» TASK TO COMPLETE:
Collect all lines from the records below that include the word "color".

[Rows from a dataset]
+-------+

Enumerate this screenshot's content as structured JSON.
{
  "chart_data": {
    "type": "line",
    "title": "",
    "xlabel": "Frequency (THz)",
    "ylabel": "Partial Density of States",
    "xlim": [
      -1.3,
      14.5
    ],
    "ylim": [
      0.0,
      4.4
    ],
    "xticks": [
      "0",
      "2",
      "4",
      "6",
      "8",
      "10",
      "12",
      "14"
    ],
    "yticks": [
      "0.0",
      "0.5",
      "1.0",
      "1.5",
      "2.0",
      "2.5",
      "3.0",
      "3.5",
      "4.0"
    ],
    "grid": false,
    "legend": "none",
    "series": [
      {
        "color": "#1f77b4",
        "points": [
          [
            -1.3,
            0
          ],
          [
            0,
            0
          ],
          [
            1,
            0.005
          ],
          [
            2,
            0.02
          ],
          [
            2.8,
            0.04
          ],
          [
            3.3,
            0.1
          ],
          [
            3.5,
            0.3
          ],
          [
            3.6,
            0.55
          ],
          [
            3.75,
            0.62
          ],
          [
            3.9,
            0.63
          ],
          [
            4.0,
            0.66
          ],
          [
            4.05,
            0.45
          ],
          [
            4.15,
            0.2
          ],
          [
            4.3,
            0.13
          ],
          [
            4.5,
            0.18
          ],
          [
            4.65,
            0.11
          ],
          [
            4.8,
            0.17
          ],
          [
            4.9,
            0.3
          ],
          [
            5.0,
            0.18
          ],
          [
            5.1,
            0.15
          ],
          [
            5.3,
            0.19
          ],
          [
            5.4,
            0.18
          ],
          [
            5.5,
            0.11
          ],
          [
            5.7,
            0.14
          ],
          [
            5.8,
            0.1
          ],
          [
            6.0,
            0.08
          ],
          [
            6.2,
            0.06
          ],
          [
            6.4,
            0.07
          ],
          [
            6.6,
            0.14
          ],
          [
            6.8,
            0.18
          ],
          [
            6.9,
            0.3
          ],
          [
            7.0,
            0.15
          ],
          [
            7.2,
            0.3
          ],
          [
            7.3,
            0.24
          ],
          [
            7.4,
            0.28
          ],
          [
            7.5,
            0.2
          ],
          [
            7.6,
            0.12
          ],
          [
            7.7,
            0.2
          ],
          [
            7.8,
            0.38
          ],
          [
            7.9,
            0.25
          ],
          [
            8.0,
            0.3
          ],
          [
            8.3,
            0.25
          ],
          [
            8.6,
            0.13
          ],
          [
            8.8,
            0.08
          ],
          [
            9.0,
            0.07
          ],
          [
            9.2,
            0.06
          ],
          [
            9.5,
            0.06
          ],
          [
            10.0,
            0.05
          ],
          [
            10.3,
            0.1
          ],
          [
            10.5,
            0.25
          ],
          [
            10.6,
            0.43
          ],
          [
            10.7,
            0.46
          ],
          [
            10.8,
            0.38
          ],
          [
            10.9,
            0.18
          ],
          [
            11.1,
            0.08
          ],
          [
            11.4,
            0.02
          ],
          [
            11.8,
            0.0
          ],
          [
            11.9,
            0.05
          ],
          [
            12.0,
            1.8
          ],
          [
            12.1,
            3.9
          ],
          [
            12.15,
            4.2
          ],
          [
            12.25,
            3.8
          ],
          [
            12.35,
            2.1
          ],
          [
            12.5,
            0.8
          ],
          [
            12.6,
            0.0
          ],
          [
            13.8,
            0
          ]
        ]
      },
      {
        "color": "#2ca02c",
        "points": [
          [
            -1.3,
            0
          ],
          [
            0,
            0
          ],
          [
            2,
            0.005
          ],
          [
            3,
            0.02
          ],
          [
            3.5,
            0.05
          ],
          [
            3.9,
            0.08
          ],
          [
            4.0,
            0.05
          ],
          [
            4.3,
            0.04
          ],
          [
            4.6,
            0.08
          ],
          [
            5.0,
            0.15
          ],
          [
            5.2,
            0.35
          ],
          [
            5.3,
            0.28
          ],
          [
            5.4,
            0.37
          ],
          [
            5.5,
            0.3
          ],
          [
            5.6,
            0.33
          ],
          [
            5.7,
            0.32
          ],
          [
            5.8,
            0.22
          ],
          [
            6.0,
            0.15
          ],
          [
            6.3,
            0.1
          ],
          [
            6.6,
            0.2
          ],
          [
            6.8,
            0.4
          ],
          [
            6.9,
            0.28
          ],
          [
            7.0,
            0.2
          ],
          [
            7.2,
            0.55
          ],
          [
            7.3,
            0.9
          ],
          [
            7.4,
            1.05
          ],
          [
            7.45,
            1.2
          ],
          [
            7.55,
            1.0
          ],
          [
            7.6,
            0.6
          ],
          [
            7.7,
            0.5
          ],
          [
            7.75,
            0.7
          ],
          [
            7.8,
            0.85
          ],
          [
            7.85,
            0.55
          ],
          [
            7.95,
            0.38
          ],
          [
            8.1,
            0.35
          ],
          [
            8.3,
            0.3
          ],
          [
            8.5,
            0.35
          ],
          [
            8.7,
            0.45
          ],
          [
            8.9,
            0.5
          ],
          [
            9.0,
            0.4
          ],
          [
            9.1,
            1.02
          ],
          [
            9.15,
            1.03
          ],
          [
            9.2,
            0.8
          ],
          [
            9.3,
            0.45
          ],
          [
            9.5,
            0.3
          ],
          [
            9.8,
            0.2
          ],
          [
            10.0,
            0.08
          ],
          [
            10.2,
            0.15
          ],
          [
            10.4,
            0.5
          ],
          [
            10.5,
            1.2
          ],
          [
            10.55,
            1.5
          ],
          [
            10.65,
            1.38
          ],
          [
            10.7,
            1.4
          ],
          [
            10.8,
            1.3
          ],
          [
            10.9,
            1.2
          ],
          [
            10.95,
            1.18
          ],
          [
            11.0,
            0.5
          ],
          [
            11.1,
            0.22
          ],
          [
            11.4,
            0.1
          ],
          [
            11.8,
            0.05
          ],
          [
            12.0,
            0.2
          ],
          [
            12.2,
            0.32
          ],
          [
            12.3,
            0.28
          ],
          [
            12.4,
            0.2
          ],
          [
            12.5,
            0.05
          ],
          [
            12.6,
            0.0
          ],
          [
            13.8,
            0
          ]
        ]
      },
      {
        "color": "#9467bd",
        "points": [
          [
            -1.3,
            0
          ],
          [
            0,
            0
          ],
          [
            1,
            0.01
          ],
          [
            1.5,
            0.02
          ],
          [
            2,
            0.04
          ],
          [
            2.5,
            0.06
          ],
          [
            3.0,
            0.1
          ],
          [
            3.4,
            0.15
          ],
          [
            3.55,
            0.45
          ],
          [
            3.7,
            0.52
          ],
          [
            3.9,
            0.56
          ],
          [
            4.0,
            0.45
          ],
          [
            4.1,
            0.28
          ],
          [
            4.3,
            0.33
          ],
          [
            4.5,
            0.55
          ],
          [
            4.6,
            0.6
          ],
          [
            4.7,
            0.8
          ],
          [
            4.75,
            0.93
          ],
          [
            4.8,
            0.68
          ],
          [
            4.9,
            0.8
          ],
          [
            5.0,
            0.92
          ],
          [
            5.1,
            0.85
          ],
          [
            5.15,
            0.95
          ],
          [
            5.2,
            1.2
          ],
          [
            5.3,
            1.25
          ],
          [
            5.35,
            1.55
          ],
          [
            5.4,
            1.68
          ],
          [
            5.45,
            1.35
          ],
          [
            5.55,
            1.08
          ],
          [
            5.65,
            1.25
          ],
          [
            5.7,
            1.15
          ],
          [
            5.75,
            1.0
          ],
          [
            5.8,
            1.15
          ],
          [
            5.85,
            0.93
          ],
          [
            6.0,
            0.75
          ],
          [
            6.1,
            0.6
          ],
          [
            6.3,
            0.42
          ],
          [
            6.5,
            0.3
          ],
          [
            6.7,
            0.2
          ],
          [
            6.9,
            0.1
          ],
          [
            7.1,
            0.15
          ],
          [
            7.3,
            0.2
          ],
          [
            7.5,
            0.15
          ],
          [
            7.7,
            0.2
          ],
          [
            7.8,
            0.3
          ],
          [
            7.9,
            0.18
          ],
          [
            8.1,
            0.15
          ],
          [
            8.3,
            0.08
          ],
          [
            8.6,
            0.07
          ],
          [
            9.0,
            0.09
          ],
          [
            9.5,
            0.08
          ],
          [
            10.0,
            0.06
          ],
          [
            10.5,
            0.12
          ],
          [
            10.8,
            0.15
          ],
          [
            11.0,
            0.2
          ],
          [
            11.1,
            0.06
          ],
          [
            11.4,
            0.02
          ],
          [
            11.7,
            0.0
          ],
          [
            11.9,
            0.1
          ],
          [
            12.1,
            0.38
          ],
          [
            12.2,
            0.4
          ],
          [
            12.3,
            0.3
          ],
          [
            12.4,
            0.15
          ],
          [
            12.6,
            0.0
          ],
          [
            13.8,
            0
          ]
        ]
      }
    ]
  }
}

+-------+

» CORRECT RESPONSE:
        "color": "#1f77b4",
        "color": "#2ca02c",
        "color": "#9467bd",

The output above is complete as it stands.